== EXTRACTED DATA

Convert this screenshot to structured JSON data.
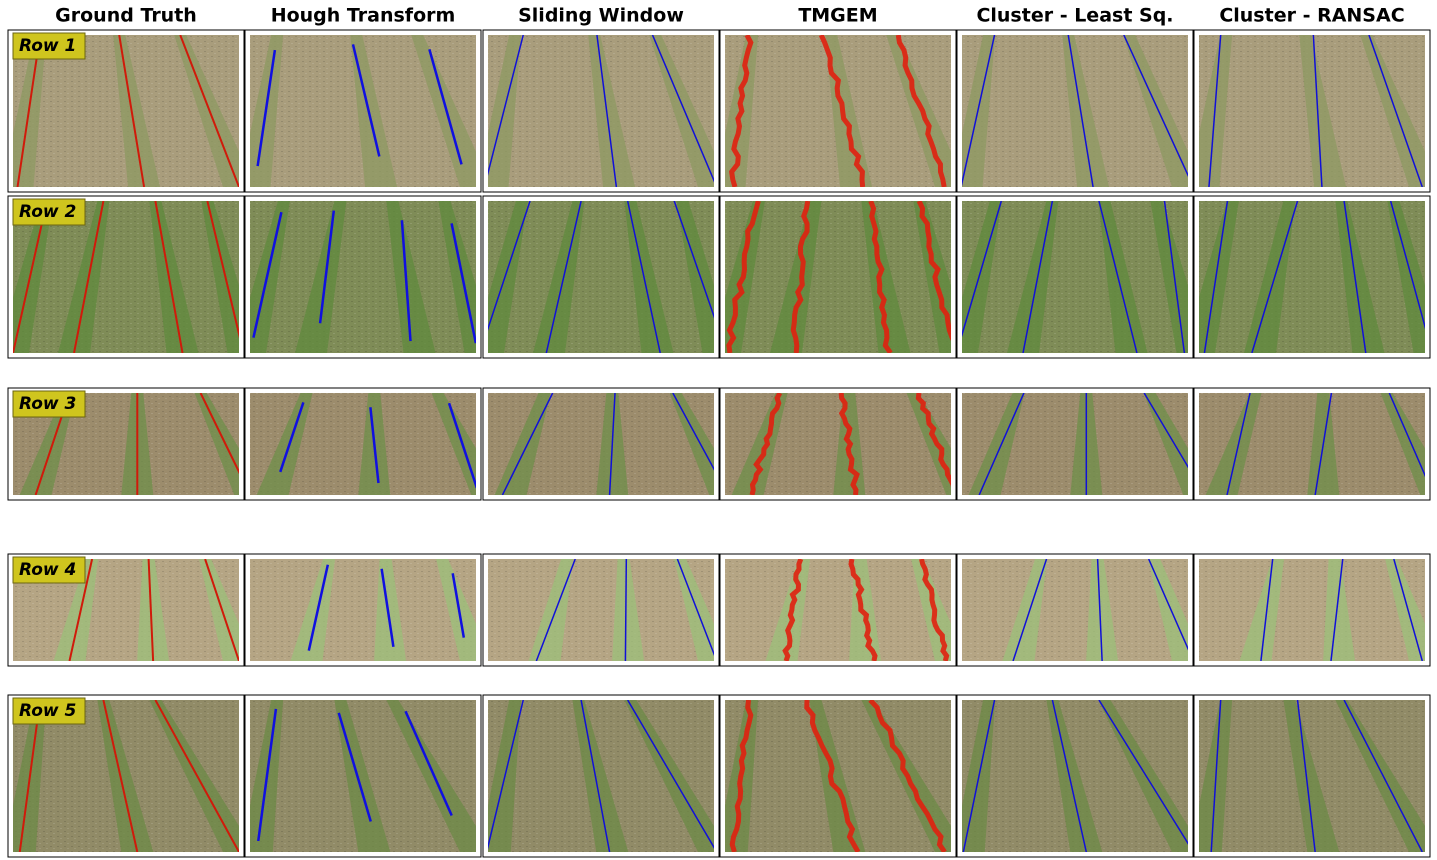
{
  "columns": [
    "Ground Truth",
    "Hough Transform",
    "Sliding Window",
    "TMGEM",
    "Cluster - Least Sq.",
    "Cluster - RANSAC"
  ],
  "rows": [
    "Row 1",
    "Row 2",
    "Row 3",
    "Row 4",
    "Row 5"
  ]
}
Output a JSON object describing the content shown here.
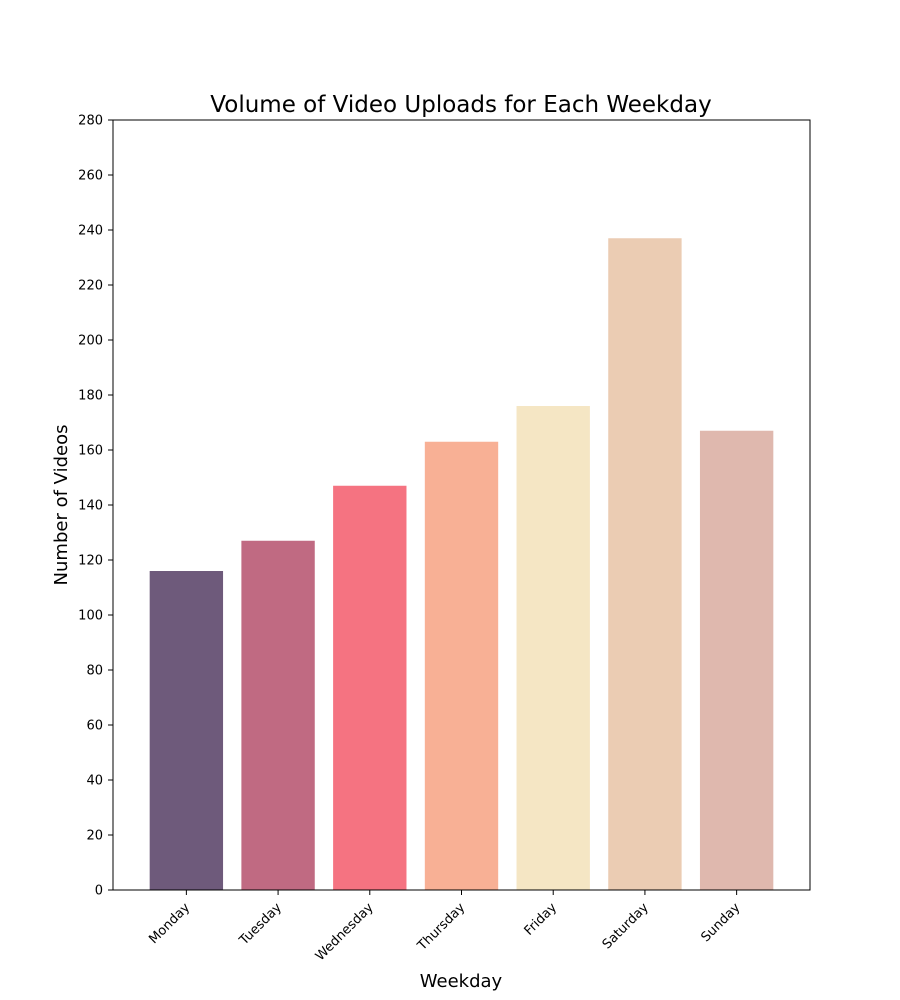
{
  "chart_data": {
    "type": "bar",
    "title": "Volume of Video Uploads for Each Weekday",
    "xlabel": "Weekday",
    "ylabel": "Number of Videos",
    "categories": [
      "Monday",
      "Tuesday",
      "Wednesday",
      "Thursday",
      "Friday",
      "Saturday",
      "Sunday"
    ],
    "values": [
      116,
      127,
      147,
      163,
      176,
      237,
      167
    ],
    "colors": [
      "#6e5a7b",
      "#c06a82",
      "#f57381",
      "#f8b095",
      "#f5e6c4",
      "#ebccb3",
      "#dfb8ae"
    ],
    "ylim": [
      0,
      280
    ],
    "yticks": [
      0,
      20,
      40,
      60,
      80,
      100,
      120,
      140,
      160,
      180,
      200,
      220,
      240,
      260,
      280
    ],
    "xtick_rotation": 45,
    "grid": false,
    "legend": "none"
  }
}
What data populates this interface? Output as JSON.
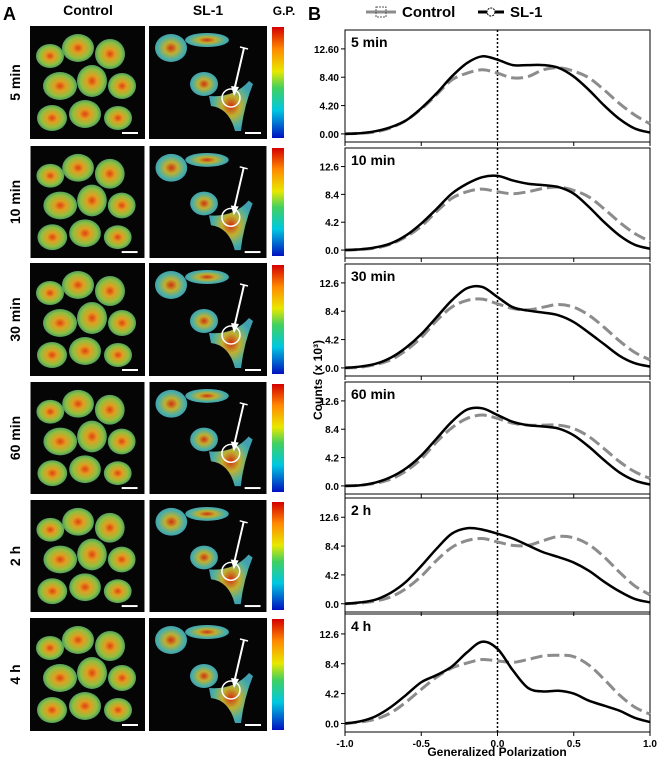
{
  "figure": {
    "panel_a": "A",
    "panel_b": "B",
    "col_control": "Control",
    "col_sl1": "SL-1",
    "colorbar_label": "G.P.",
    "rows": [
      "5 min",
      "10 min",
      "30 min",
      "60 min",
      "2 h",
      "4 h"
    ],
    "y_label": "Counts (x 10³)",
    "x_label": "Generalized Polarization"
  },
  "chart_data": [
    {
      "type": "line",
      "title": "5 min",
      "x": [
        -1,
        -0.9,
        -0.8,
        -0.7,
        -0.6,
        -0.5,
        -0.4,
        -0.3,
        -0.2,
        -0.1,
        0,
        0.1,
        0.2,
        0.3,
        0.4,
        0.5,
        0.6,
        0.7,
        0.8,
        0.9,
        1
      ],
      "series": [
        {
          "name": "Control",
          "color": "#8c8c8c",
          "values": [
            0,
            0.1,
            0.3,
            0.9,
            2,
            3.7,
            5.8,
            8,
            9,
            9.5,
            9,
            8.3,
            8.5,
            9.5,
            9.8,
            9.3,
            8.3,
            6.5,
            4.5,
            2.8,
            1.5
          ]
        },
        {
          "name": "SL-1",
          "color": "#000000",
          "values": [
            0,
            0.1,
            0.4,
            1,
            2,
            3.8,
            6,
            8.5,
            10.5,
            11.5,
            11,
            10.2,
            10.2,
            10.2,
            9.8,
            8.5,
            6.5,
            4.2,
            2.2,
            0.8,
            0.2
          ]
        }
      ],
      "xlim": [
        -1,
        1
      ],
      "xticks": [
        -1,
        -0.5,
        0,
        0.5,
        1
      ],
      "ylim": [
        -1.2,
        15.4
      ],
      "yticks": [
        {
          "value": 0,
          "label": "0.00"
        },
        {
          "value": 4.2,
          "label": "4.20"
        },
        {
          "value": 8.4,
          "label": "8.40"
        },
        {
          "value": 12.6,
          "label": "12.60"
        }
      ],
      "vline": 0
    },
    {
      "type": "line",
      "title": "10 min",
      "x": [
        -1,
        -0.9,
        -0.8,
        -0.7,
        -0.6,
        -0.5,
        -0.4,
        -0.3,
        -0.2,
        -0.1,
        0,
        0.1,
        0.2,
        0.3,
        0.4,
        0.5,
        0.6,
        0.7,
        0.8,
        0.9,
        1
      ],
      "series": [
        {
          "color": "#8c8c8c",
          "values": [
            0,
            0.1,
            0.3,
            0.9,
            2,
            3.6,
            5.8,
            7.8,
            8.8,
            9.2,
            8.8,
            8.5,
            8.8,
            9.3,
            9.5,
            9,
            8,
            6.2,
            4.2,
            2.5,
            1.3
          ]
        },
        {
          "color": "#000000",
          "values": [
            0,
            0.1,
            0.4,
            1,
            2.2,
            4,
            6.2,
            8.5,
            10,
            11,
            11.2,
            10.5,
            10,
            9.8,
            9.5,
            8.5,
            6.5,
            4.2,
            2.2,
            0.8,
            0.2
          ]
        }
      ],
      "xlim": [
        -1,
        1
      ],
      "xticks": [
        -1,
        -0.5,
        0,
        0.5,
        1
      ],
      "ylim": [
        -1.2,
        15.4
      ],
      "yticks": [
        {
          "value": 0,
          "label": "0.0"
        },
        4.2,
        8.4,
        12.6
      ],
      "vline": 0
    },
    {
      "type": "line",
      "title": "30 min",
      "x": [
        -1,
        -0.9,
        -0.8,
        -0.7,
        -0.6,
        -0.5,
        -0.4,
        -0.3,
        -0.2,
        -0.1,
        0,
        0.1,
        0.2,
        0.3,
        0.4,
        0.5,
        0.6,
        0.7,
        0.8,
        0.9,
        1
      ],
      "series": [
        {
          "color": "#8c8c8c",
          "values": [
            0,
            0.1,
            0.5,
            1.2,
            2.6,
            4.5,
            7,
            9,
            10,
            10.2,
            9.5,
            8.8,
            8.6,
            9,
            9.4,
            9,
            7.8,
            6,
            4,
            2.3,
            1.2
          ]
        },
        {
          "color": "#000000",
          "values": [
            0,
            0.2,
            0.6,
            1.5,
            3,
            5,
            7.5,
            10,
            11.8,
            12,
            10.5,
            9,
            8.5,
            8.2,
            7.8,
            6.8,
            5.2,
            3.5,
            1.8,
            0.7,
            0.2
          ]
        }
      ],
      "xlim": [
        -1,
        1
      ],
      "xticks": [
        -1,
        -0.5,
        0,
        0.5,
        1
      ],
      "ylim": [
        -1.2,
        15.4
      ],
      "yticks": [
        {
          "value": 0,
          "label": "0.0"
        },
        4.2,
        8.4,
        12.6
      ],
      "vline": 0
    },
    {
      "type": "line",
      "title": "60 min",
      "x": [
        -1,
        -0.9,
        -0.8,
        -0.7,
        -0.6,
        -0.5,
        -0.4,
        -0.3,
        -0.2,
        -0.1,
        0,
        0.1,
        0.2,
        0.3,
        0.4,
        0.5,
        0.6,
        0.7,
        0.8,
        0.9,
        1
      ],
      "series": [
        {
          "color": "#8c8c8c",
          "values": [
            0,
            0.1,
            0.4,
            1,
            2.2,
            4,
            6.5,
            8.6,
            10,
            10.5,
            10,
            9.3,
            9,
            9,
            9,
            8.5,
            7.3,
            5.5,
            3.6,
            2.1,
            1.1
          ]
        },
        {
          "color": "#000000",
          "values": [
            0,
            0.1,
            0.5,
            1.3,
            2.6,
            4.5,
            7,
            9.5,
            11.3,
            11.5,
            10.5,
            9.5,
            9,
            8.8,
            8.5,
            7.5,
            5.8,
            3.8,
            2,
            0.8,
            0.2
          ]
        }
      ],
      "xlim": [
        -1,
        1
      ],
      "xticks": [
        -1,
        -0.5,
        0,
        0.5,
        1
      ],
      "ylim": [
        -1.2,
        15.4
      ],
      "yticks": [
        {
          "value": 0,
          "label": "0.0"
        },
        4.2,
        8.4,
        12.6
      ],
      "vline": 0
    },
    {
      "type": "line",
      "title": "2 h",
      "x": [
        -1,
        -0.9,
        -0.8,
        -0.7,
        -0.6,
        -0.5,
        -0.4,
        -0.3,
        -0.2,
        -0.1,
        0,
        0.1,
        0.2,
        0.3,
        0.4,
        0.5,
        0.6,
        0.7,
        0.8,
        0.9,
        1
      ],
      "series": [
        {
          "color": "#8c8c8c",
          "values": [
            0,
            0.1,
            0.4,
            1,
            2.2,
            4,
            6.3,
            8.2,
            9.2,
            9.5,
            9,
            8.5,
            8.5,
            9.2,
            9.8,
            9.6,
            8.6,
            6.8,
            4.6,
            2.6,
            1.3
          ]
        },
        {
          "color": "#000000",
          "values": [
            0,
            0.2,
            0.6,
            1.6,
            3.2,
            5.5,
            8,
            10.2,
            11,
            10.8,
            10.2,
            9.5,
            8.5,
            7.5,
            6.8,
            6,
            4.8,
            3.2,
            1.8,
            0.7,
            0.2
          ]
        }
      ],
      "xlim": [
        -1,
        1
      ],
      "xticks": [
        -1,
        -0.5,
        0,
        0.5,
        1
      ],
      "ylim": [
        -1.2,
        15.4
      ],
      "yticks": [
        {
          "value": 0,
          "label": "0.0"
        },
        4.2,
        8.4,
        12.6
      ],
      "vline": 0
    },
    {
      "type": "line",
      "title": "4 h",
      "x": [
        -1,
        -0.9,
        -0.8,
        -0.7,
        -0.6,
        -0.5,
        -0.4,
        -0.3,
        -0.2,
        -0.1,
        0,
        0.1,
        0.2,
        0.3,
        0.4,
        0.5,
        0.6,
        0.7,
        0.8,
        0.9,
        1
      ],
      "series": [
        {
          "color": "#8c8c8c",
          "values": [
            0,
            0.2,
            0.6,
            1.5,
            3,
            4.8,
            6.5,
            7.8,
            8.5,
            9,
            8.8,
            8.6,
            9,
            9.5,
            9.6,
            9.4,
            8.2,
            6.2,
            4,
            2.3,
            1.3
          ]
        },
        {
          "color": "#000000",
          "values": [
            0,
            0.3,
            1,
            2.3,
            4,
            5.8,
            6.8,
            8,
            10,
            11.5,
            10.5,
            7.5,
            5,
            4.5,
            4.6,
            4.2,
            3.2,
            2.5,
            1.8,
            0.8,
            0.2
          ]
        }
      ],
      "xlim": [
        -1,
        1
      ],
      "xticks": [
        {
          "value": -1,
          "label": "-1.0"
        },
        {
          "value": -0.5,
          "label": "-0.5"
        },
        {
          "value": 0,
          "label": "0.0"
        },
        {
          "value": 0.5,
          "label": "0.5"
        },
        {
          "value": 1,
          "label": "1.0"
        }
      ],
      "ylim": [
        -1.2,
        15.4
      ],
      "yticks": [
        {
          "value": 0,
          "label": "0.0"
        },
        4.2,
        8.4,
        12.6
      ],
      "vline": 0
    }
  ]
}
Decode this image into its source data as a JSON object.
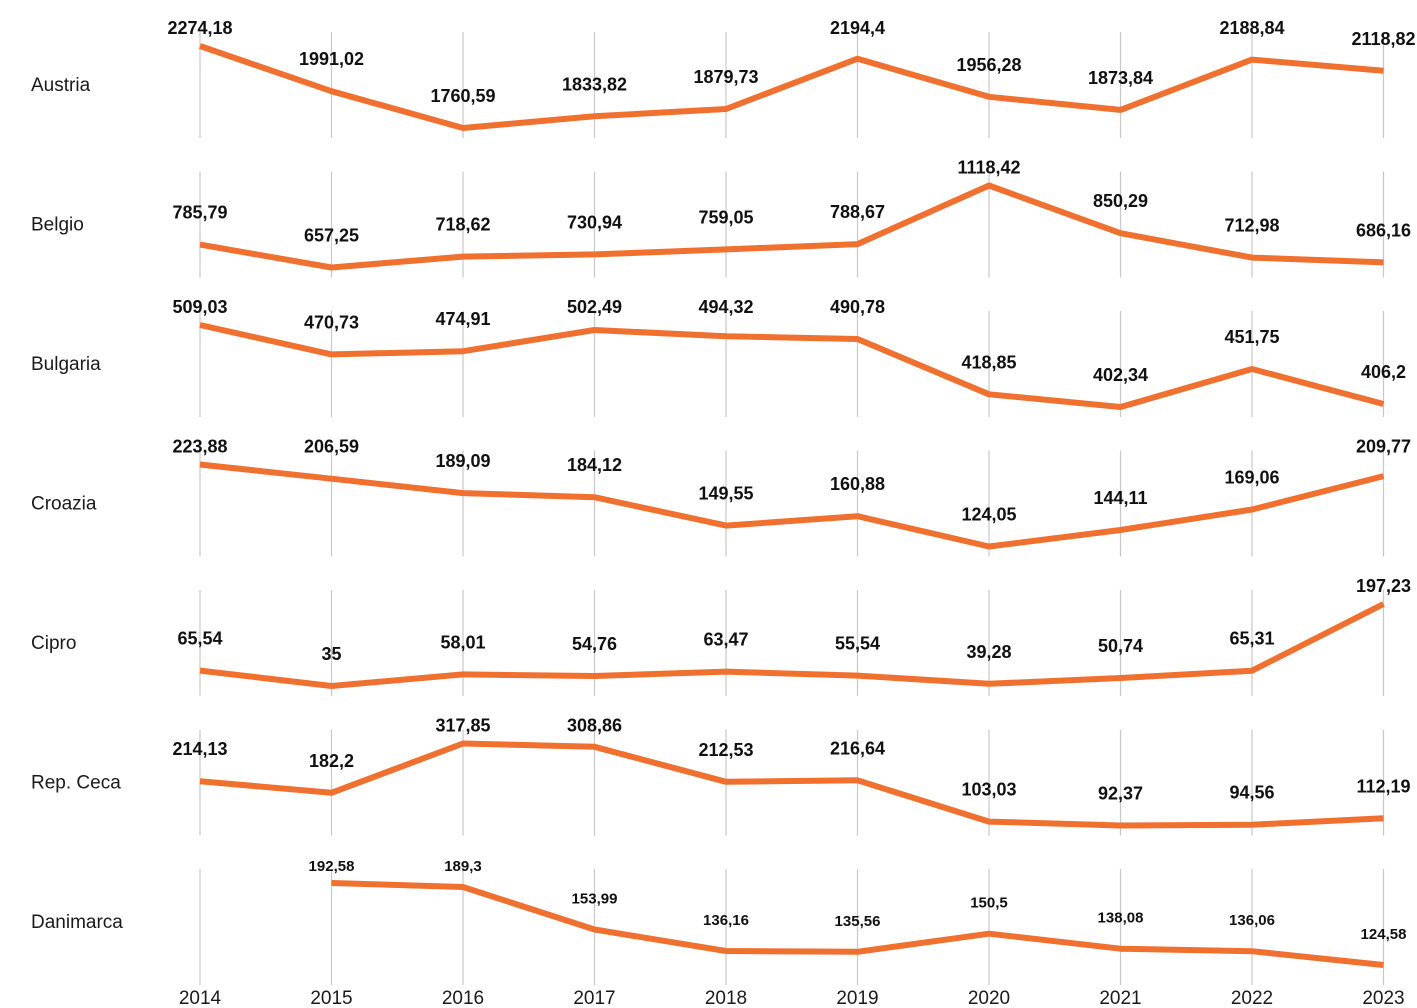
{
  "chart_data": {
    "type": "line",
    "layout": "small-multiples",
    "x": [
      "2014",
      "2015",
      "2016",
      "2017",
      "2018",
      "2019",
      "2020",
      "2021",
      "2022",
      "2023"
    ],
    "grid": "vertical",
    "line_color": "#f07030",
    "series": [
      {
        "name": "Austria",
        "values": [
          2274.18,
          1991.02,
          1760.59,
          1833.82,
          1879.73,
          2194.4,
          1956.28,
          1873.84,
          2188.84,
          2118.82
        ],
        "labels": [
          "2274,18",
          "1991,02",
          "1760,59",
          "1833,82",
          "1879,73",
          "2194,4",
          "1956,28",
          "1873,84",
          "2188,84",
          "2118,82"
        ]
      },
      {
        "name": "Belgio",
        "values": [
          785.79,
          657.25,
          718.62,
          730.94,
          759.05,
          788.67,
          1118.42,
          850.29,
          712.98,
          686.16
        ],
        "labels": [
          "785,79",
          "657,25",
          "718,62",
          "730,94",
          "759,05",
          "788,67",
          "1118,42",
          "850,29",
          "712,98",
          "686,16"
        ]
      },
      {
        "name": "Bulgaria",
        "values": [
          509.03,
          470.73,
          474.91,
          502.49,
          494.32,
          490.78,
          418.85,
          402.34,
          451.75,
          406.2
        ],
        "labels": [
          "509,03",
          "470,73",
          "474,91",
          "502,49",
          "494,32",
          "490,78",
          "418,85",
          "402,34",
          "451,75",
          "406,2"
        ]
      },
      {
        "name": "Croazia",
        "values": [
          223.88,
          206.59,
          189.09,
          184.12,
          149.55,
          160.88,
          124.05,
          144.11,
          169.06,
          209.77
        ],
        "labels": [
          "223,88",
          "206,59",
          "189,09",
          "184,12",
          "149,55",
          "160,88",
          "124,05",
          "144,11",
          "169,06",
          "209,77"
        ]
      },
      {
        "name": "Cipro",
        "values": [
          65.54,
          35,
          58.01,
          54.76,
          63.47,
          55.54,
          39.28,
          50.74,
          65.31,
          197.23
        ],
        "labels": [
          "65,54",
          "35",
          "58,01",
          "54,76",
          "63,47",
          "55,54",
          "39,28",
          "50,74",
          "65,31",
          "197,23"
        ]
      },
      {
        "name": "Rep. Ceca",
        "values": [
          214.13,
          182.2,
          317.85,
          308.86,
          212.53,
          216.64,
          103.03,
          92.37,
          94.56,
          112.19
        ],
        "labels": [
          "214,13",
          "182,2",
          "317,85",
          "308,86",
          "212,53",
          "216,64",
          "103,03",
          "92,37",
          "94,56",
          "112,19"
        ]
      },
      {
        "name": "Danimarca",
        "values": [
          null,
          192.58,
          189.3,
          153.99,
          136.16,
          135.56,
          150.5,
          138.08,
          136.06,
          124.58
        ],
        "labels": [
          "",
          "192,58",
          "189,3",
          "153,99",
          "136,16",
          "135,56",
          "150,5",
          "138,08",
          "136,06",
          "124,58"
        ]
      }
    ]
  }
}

====

WHAT IS BEING ASKED: Each line holding "JSON" must be found and copied.

TASK RESPONSE:
Convert this screenshot to structured JSON data.
Output a JSON object describing the content shown here.
What data populates this interface? Output as JSON.
Decode this image into its source data as a JSON object.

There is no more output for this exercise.